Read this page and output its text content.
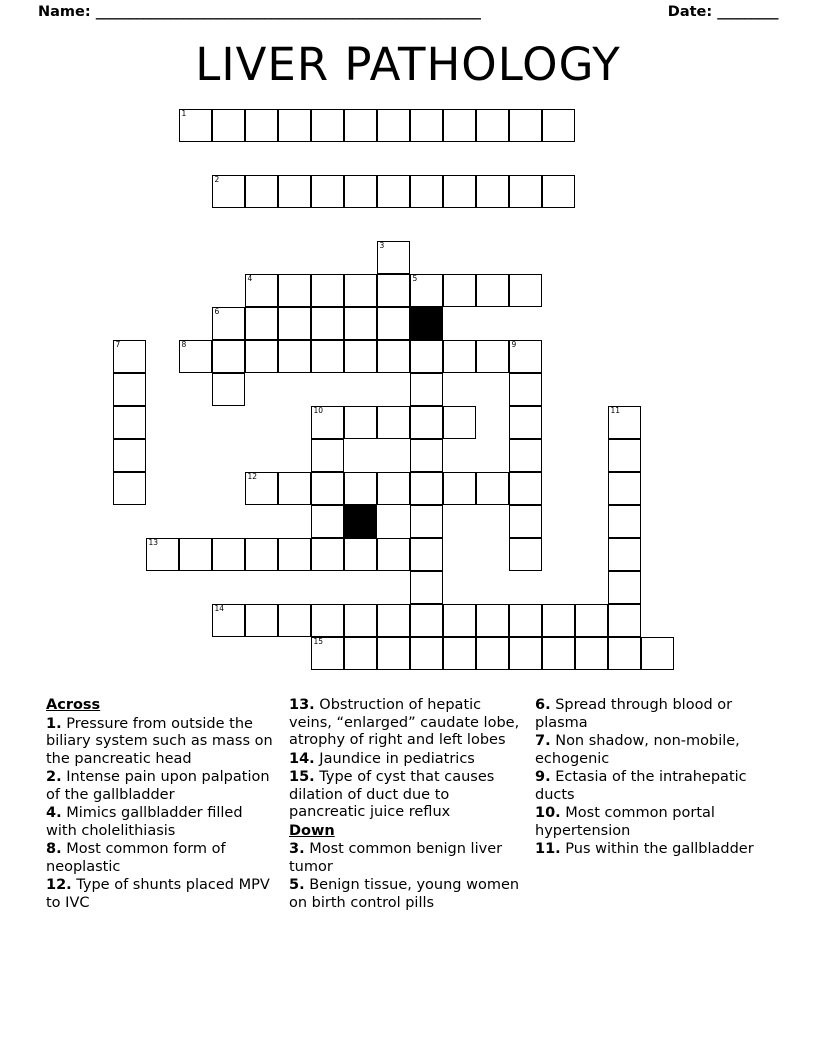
Name: _________________________________________________________	Date: _________
LIVER PATHOLOGY
1
2
3
4	5
6
7	8	9
10	11
12
13
14
15
Across
1. Pressure from outside the biliary system such as mass on the pancreatic head
2. Intense pain upon palpation of the gallbladder
4. Mimics gallbladder filled with cholelithiasis
8. Most common form of neoplastic
12. Type of shunts placed MPV to IVC
13. Obstruction of hepatic veins, “enlarged” caudate lobe, atrophy of right and left lobes
14. Jaundice in pediatrics
15. Type of cyst that causes dilation of duct due to pancreatic juice reflux
Down
3. Most common benign liver tumor
5. Benign tissue, young women on birth control pills
6. Spread through blood or plasma
7. Non shadow, non-mobile, echogenic
9. Ectasia of the intrahepatic ducts
10. Most common portal hypertension
11. Pus within the gallbladder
= = = = = = =
Instructions to follow: Transcribe all of the material exactly and leave out its pictures.

Exercise solution:
Read this page and output its text content.
Name: _________________________________________________________	Date: _________
LIVER PATHOLOGY
1
2
3
4	5
6
7	8	9
10	11
12
13
14
15
Across
1. Pressure from outside the biliary system such as mass on the pancreatic head
2. Intense pain upon palpation of the gallbladder
4. Mimics gallbladder filled with cholelithiasis
8. Most common form of neoplastic
12. Type of shunts placed MPV to IVC
13. Obstruction of hepatic veins, “enlarged” caudate lobe, atrophy of right and left lobes
14. Jaundice in pediatrics
15. Type of cyst that causes dilation of duct due to pancreatic juice reflux
Down
3. Most common benign liver tumor
5. Benign tissue, young women on birth control pills
6. Spread through blood or plasma
7. Non shadow, non-mobile, echogenic
9. Ectasia of the intrahepatic ducts
10. Most common portal hypertension
11. Pus within the gallbladder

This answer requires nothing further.